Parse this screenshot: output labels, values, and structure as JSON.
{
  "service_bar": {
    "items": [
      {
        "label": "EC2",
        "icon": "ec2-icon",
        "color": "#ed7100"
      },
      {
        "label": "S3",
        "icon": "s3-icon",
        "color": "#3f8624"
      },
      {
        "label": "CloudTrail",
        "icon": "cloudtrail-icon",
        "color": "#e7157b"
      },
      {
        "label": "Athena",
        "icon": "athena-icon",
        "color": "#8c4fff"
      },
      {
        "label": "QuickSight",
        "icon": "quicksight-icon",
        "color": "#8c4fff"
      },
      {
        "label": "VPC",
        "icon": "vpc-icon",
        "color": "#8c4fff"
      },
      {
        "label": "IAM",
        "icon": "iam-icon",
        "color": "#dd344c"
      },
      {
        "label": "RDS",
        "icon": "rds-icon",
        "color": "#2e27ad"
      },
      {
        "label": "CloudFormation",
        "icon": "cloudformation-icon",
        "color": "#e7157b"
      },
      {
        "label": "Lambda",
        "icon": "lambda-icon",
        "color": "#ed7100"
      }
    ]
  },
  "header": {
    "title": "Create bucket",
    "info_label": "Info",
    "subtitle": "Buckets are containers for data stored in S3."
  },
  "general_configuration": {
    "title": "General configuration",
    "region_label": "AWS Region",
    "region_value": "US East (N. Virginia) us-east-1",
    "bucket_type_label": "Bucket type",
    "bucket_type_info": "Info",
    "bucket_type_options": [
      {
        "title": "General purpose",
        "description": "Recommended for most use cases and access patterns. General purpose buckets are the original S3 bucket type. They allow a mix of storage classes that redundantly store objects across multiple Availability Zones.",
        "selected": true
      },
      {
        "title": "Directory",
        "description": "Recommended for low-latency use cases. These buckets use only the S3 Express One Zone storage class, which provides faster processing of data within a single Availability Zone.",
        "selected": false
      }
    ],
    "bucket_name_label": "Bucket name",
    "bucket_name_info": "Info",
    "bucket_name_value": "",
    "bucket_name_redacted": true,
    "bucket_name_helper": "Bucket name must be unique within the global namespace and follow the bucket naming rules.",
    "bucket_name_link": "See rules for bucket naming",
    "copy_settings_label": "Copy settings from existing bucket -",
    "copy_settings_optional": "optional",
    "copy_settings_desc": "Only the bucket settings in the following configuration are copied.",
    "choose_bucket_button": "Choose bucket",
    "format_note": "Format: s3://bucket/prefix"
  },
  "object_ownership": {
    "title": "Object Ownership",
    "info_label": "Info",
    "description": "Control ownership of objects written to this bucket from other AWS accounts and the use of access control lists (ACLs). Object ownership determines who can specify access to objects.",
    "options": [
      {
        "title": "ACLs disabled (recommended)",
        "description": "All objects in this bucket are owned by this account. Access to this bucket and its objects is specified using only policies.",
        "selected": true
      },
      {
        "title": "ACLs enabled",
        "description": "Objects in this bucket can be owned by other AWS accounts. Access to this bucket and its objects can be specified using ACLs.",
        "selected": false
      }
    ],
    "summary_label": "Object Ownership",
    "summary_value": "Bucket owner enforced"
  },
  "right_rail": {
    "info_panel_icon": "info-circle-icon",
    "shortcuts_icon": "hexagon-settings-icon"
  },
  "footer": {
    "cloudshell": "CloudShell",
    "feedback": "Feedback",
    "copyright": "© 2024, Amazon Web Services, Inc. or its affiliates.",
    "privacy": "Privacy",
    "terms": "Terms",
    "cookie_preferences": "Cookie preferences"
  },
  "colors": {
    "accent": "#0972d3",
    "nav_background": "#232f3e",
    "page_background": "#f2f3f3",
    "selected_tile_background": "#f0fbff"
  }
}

**WHAT YOU SHOULD DO**
Copy each line holding the word "data" from the listing above.

**THE RESULT**
    "subtitle": "Buckets are containers for data stored in S3."
        "description": "Recommended for low-latency use cases. These buckets use only the S3 Express One Zone storage class, which provides faster processing of data within a single Availability Zone.",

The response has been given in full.